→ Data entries

— begin —

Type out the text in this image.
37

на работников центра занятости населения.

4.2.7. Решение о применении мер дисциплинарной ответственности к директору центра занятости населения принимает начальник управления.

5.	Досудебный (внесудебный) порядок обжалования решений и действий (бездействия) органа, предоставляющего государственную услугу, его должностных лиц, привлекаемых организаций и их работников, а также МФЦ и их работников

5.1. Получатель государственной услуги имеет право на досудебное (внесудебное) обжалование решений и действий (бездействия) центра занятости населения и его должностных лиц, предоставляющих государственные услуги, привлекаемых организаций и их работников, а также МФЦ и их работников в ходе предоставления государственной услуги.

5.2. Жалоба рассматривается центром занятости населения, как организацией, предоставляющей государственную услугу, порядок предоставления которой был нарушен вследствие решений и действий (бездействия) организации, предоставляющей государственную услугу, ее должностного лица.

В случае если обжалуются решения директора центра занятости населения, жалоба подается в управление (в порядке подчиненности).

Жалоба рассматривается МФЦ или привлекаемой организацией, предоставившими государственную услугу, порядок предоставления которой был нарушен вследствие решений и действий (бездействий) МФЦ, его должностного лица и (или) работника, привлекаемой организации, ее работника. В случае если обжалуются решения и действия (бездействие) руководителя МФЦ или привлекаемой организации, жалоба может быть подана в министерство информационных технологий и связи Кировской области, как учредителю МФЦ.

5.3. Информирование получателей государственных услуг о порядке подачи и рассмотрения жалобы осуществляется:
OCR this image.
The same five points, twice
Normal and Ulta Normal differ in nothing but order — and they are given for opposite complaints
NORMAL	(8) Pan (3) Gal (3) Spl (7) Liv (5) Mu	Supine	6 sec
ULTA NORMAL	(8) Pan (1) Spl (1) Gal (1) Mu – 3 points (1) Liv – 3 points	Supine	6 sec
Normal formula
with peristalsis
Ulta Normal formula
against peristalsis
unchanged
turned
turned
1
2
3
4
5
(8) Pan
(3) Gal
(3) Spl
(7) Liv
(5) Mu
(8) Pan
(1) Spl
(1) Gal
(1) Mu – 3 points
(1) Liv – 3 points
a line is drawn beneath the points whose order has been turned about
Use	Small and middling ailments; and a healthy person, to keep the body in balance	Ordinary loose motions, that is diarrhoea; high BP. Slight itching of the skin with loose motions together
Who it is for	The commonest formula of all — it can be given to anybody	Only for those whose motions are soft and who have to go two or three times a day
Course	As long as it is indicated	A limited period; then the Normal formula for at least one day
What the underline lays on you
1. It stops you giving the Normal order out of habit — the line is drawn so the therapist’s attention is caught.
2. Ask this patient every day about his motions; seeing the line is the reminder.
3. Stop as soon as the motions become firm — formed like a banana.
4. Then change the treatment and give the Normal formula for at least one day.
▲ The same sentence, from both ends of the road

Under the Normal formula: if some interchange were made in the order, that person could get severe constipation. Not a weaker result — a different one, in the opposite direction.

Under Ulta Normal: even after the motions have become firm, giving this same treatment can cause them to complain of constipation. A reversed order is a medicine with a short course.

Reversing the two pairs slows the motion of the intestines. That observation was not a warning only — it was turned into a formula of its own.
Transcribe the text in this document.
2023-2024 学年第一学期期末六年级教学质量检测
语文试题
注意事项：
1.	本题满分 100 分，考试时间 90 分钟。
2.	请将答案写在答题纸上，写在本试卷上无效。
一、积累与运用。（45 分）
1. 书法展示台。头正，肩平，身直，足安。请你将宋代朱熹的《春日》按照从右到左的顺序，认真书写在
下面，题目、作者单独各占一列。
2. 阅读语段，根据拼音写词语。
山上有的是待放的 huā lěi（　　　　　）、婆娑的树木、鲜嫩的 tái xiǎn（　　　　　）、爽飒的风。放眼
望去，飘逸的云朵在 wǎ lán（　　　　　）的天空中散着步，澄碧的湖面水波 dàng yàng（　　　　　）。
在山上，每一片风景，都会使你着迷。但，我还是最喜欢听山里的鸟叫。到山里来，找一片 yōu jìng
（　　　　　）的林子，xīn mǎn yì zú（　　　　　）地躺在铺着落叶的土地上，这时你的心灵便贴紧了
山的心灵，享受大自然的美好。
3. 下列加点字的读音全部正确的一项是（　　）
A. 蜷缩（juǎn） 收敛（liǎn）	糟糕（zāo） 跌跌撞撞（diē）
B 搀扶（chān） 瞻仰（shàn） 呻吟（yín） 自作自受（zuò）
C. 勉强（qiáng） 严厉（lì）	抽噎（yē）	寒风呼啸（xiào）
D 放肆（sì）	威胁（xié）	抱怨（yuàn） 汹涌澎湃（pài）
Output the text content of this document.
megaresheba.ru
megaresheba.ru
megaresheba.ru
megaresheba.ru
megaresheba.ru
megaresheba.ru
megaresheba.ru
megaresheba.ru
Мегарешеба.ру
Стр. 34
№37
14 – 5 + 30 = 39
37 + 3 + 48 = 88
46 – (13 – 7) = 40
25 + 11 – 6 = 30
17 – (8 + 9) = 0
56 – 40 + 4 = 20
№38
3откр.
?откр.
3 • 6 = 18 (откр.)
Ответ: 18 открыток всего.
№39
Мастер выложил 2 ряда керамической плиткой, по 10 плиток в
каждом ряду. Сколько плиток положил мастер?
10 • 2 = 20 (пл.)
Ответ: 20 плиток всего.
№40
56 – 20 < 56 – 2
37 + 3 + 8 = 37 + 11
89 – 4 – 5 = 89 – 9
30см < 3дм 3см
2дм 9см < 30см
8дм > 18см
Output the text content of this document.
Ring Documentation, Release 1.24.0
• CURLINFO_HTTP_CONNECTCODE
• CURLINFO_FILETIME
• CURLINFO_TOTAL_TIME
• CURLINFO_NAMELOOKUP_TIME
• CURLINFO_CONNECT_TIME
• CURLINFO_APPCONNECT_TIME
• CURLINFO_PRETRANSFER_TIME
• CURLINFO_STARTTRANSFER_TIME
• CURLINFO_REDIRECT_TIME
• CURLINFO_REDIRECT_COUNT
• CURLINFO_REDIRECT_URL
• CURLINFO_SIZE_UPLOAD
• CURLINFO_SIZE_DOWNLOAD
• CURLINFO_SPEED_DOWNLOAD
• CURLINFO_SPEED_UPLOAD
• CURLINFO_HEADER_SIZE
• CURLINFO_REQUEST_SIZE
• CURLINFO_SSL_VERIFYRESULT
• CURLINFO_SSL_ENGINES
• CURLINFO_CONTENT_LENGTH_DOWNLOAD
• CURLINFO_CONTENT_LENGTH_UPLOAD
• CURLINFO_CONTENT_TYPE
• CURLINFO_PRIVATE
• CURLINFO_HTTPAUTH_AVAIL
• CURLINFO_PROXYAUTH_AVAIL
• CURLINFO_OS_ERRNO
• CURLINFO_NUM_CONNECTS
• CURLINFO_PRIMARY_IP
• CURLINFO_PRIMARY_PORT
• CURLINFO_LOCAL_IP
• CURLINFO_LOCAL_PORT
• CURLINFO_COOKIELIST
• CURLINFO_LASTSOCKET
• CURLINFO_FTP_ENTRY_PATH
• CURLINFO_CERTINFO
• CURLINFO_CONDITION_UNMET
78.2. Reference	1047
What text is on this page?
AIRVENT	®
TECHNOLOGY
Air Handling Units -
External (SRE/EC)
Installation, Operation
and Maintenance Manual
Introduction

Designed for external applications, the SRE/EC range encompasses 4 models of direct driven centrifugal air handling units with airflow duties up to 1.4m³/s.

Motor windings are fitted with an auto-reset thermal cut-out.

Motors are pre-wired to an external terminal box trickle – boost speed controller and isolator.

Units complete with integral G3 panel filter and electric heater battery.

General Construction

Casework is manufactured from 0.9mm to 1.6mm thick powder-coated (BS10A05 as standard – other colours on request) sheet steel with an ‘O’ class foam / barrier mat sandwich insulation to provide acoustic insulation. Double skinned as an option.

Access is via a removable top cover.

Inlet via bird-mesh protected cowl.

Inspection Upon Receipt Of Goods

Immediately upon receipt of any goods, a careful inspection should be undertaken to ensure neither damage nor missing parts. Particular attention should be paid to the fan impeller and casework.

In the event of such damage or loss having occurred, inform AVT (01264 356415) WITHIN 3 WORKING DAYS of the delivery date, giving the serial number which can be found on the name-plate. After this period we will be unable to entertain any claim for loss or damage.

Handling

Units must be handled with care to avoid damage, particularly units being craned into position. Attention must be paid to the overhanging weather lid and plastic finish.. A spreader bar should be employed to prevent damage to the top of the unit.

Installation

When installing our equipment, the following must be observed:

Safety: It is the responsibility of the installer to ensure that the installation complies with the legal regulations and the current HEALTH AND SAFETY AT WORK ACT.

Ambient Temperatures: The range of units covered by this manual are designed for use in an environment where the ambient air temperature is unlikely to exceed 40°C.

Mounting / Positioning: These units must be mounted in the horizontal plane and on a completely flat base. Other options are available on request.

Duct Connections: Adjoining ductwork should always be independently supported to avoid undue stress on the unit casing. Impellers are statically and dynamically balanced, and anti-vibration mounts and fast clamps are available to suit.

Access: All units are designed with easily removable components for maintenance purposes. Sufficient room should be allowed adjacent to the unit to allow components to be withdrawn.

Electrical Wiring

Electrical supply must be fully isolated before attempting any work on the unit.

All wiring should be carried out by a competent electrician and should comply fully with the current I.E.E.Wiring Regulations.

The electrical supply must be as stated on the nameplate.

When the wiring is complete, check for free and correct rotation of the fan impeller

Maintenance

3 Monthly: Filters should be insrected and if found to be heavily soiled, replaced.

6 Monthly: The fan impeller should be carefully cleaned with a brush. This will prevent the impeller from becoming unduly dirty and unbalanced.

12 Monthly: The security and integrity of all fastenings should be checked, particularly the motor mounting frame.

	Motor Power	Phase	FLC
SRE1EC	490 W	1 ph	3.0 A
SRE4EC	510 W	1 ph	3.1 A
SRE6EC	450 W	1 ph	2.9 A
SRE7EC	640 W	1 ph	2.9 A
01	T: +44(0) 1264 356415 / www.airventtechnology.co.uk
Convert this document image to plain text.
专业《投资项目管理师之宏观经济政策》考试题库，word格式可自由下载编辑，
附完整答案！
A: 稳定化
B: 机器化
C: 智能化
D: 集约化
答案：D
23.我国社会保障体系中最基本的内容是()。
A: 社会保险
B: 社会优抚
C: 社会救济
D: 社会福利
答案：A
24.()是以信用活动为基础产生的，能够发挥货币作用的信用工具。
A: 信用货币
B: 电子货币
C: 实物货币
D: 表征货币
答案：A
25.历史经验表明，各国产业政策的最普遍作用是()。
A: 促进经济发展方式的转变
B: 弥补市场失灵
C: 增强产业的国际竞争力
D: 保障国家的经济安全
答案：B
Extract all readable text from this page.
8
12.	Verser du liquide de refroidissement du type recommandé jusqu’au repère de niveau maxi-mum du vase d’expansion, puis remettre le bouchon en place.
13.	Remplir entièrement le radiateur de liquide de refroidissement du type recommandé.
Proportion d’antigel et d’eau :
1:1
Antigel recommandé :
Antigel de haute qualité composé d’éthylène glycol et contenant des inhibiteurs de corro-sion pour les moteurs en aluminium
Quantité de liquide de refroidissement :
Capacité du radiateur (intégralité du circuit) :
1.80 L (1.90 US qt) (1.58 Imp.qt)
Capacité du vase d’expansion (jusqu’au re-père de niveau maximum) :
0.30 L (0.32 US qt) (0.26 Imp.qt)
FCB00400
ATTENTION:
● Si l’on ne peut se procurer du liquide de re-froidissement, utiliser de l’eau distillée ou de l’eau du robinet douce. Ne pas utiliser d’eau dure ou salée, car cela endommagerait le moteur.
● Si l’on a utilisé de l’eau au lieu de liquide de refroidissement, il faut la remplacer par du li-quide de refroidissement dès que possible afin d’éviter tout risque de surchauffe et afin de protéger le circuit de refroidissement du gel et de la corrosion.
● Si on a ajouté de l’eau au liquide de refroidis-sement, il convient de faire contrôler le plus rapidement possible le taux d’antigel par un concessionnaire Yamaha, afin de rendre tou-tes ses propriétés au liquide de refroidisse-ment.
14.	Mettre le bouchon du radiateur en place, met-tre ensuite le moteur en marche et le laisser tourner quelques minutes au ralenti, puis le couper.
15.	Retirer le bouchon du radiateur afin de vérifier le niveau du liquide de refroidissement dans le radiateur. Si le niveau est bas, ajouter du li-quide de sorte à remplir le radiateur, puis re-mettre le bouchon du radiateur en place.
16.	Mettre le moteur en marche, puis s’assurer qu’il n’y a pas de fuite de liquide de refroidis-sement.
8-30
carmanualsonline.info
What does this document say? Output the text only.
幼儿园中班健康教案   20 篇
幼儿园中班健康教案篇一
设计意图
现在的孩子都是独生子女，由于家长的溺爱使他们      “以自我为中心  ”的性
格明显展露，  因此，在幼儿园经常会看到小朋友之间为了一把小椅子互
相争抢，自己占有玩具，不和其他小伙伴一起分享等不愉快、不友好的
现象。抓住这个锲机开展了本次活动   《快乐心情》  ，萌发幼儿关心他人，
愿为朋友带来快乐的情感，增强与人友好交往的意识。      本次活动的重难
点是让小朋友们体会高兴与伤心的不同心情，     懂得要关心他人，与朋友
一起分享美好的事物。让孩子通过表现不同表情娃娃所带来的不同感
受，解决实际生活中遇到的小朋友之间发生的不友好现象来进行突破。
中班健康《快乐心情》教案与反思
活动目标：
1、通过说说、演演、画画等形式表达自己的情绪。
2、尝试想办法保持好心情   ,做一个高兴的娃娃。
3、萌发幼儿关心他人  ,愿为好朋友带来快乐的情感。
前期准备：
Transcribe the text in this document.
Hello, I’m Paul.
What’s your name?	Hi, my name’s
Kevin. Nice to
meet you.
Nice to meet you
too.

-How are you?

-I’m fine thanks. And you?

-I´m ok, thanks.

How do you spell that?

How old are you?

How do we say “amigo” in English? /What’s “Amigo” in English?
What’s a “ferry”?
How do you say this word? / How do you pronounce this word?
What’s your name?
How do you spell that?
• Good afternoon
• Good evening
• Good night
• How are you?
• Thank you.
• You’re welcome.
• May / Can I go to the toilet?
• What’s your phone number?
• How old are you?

— end —

Search the data above for lines holding "number" and copy each of them.

→ CORRECT RESPONSE
In the event of such damage or loss having occurred, inform AVT (01264 356415) WITHIN 3 WORKING DAYS of the delivery date, giving the serial number which can be found on the name-plate. After this period we will be unable to entertain any claim for loss or damage.
• What’s your phone number?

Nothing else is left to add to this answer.